## Exercise inputs

[START]

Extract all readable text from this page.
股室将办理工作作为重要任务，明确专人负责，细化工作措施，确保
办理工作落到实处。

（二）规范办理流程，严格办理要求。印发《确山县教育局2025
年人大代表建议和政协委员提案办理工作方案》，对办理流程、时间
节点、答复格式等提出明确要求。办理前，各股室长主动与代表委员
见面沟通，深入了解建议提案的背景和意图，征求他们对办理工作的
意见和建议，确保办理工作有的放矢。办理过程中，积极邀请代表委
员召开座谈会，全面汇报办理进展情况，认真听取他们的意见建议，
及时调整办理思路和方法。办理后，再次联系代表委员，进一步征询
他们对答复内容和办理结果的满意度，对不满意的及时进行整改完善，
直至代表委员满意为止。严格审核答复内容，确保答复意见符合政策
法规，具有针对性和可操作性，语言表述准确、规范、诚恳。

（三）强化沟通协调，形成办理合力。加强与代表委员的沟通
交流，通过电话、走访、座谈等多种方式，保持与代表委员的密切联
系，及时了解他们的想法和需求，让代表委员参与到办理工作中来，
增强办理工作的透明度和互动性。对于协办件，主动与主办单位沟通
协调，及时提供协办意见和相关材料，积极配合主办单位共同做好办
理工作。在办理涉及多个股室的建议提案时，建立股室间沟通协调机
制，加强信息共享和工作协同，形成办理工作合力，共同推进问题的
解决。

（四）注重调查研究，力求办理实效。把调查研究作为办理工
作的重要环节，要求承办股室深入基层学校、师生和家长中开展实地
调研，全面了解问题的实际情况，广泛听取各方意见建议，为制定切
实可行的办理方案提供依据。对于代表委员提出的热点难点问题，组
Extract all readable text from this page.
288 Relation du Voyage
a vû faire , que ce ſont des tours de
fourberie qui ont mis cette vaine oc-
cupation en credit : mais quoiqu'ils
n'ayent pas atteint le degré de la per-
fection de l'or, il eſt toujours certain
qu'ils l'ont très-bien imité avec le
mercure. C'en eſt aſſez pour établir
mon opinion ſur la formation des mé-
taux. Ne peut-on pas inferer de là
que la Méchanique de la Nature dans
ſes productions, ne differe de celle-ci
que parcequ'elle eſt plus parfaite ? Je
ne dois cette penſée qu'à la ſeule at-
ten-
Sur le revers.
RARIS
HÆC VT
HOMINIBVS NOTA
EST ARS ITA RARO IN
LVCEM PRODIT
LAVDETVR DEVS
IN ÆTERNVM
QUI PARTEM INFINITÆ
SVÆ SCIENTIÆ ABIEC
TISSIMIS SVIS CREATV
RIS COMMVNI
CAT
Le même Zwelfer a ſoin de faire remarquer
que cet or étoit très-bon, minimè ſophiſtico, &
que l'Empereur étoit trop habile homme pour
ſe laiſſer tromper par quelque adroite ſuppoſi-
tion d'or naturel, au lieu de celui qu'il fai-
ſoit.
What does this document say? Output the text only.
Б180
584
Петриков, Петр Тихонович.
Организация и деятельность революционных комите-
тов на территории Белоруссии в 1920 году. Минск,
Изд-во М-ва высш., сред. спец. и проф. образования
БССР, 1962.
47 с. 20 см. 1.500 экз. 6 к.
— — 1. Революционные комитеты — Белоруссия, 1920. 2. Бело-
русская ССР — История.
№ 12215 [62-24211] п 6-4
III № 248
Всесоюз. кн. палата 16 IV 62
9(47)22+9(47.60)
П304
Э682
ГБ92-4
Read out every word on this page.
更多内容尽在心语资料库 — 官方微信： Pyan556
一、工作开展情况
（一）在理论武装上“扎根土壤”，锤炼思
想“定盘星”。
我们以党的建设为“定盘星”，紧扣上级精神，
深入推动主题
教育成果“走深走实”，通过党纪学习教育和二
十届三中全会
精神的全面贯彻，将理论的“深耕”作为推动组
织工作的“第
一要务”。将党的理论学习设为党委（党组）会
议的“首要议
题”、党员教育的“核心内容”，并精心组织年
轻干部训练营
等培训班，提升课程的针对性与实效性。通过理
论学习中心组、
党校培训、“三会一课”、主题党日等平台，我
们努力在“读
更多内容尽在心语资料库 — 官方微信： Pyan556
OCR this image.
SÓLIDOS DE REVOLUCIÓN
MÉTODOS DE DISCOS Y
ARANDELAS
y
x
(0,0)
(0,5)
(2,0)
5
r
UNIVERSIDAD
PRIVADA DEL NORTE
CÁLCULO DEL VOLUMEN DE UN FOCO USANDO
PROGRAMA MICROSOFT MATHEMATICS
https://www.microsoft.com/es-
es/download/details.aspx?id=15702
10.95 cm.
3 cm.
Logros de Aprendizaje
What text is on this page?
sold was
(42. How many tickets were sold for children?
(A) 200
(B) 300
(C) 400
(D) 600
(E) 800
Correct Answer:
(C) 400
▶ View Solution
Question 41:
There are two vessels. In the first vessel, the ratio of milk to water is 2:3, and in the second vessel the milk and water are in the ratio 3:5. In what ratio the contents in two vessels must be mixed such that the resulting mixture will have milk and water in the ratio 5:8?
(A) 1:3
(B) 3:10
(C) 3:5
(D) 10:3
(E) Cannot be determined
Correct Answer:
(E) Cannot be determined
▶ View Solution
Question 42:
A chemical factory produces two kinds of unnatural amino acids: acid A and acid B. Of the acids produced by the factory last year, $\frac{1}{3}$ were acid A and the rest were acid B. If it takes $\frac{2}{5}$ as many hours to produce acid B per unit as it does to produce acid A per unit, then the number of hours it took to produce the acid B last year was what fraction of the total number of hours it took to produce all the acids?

[END]

## Work instructions
Copy all lines from the material that hold "were".

## Response to the exercise
(42. How many tickets were sold for children?
A chemical factory produces two kinds of unnatural amino acids: acid A and acid B. Of the acids produced by the factory last year, $\frac{1}{3}$ were acid A and the rest were acid B. If it takes $\frac{2}{5}$ as many hours to produce acid B per unit as it does to produce acid A per unit, then the number of hours it took to produce the acid B last year was what fraction of the total number of hours it took to produce all the acids?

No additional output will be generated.